### AIM OF THE TASK:
Exactly reproduce each line of the listing that follows.

### DATASET:

══════════════════════════════

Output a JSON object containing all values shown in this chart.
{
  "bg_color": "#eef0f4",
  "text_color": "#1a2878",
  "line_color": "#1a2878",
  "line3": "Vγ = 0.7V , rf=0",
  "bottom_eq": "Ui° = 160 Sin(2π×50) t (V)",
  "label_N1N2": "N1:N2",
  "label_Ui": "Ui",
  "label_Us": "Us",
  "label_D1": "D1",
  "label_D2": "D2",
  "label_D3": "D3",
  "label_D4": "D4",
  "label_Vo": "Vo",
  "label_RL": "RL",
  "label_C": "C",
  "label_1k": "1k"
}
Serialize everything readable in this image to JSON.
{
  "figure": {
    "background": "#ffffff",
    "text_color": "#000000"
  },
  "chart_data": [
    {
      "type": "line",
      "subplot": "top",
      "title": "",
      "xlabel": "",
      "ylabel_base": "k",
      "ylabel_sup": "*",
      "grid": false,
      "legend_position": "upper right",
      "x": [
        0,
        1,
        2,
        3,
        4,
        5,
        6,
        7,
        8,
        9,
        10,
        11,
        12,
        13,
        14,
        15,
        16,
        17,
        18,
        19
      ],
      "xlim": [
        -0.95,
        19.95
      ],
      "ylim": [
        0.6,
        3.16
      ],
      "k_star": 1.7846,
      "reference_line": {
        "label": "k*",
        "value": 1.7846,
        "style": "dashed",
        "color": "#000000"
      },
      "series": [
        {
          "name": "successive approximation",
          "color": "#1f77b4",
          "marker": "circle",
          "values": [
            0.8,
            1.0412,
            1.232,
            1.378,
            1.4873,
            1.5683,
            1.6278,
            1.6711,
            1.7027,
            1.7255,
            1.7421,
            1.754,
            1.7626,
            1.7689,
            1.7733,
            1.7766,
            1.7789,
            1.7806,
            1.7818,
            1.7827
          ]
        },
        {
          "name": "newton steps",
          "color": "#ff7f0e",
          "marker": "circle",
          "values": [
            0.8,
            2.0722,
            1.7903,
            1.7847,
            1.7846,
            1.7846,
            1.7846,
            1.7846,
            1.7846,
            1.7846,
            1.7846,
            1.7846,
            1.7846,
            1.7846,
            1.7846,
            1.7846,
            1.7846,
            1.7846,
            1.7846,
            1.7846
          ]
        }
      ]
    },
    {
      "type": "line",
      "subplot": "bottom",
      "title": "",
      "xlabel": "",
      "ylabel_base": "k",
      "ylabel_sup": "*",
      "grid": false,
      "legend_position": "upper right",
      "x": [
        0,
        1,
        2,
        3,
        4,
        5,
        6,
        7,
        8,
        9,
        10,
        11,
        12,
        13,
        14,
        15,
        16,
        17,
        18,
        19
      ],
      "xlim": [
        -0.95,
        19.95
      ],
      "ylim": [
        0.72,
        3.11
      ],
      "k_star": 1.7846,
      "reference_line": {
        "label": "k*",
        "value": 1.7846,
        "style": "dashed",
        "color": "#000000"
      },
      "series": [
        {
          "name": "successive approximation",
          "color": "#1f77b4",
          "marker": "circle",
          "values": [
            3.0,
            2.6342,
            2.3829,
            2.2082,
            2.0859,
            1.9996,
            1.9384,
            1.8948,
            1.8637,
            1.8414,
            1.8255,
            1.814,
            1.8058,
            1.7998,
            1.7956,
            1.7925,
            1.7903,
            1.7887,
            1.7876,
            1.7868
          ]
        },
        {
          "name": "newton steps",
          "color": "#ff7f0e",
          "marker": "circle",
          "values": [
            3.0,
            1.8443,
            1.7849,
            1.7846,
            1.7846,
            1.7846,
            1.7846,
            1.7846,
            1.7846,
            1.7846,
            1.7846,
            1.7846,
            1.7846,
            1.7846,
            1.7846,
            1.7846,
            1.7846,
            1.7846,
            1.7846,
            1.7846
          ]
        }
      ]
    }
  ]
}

══════════════════════════════

### OUTPUT FOR THIS EXERCISE:
Output a JSON object containing all values shown in this chart.
{
  "bg_color": "#eef0f4",
  "text_color": "#1a2878",
  "line_color": "#1a2878",
  "line3": "Vγ = 0.7V , rf=0",
  "bottom_eq": "Ui° = 160 Sin(2π×50) t (V)",
  "label_N1N2": "N1:N2",
  "label_Ui": "Ui",
  "label_Us": "Us",
  "label_D1": "D1",
  "label_D2": "D2",
  "label_D3": "D3",
  "label_D4": "D4",
  "label_Vo": "Vo",
  "label_RL": "RL",
  "label_C": "C",
  "label_1k": "1k"
}
Serialize everything readable in this image to JSON.
{
  "figure": {
    "background": "#ffffff",
    "text_color": "#000000"
  },
  "chart_data": [
    {
      "type": "line",
      "subplot": "top",
      "title": "",
      "xlabel": "",
      "ylabel_base": "k",
      "ylabel_sup": "*",
      "grid": false,
      "legend_position": "upper right",
      "x": [
        0,
        1,
        2,
        3,
        4,
        5,
        6,
        7,
        8,
        9,
        10,
        11,
        12,
        13,
        14,
        15,
        16,
        17,
        18,
        19
      ],
      "xlim": [
        -0.95,
        19.95
      ],
      "ylim": [
        0.6,
        3.16
      ],
      "k_star": 1.7846,
      "reference_line": {
        "label": "k*",
        "value": 1.7846,
        "style": "dashed",
        "color": "#000000"
      },
      "series": [
        {
          "name": "successive approximation",
          "color": "#1f77b4",
          "marker": "circle",
          "values": [
            0.8,
            1.0412,
            1.232,
            1.378,
            1.4873,
            1.5683,
            1.6278,
            1.6711,
            1.7027,
            1.7255,
            1.7421,
            1.754,
            1.7626,
            1.7689,
            1.7733,
            1.7766,
            1.7789,
            1.7806,
            1.7818,
            1.7827
          ]
        },
        {
          "name": "newton steps",
          "color": "#ff7f0e",
          "marker": "circle",
          "values": [
            0.8,
            2.0722,
            1.7903,
            1.7847,
            1.7846,
            1.7846,
            1.7846,
            1.7846,
            1.7846,
            1.7846,
            1.7846,
            1.7846,
            1.7846,
            1.7846,
            1.7846,
            1.7846,
            1.7846,
            1.7846,
            1.7846,
            1.7846
          ]
        }
      ]
    },
    {
      "type": "line",
      "subplot": "bottom",
      "title": "",
      "xlabel": "",
      "ylabel_base": "k",
      "ylabel_sup": "*",
      "grid": false,
      "legend_position": "upper right",
      "x": [
        0,
        1,
        2,
        3,
        4,
        5,
        6,
        7,
        8,
        9,
        10,
        11,
        12,
        13,
        14,
        15,
        16,
        17,
        18,
        19
      ],
      "xlim": [
        -0.95,
        19.95
      ],
      "ylim": [
        0.72,
        3.11
      ],
      "k_star": 1.7846,
      "reference_line": {
        "label": "k*",
        "value": 1.7846,
        "style": "dashed",
        "color": "#000000"
      },
      "series": [
        {
          "name": "successive approximation",
          "color": "#1f77b4",
          "marker": "circle",
          "values": [
            3.0,
            2.6342,
            2.3829,
            2.2082,
            2.0859,
            1.9996,
            1.9384,
            1.8948,
            1.8637,
            1.8414,
            1.8255,
            1.814,
            1.8058,
            1.7998,
            1.7956,
            1.7925,
            1.7903,
            1.7887,
            1.7876,
            1.7868
          ]
        },
        {
          "name": "newton steps",
          "color": "#ff7f0e",
          "marker": "circle",
          "values": [
            3.0,
            1.8443,
            1.7849,
            1.7846,
            1.7846,
            1.7846,
            1.7846,
            1.7846,
            1.7846,
            1.7846,
            1.7846,
            1.7846,
            1.7846,
            1.7846,
            1.7846,
            1.7846,
            1.7846,
            1.7846,
            1.7846,
            1.7846
          ]
        }
      ]
    }
  ]
}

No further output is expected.